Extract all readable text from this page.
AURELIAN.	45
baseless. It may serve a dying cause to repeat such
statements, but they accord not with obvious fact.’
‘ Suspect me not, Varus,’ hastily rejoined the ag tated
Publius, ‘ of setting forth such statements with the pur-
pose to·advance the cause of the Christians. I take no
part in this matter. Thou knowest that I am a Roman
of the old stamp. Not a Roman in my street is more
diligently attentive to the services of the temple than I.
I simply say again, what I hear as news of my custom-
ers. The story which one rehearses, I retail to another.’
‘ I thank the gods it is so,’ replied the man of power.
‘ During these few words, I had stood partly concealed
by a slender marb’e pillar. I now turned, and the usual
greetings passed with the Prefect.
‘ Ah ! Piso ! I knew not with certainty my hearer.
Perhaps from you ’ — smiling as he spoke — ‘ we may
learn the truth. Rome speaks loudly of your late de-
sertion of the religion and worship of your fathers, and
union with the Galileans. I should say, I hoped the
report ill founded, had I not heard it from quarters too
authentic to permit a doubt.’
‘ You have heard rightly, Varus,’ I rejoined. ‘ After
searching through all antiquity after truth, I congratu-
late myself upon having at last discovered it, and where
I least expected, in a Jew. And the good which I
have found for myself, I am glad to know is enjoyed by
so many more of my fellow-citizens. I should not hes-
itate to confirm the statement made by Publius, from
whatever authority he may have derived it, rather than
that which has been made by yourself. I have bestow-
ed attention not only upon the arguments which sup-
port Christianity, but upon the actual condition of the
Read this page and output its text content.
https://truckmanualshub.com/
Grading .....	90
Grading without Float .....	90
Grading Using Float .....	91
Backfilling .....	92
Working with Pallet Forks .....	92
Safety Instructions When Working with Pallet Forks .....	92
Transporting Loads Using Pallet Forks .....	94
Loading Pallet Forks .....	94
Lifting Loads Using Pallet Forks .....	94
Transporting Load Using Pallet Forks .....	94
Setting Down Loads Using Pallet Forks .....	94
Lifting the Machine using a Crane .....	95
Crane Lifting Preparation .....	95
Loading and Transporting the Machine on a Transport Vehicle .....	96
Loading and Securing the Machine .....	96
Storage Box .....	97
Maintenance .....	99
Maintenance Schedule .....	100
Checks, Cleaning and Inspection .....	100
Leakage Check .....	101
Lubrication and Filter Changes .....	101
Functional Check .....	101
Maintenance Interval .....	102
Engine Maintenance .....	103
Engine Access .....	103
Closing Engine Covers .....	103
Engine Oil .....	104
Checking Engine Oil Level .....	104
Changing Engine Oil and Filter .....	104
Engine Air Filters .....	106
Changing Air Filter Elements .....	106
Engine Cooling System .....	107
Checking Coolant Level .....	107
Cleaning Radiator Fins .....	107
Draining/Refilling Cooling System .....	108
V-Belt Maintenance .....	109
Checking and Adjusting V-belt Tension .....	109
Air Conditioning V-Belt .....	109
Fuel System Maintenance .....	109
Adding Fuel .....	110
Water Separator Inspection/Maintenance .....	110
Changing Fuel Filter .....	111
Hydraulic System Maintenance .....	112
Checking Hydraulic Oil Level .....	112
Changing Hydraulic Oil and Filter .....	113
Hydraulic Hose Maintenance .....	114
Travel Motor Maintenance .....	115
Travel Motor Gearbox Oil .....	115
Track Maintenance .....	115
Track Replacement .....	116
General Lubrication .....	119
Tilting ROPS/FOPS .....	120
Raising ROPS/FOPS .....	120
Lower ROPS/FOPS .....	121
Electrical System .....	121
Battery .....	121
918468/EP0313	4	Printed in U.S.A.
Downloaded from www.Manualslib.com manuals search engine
--- --- ---
(EXERCISE OBJECTIVE):
Show every line above in which the word "cause" occurs.

(RESULT):
baseless. It may serve a dying cause to repeat such
pose to·advance the cause of the Christians. I take no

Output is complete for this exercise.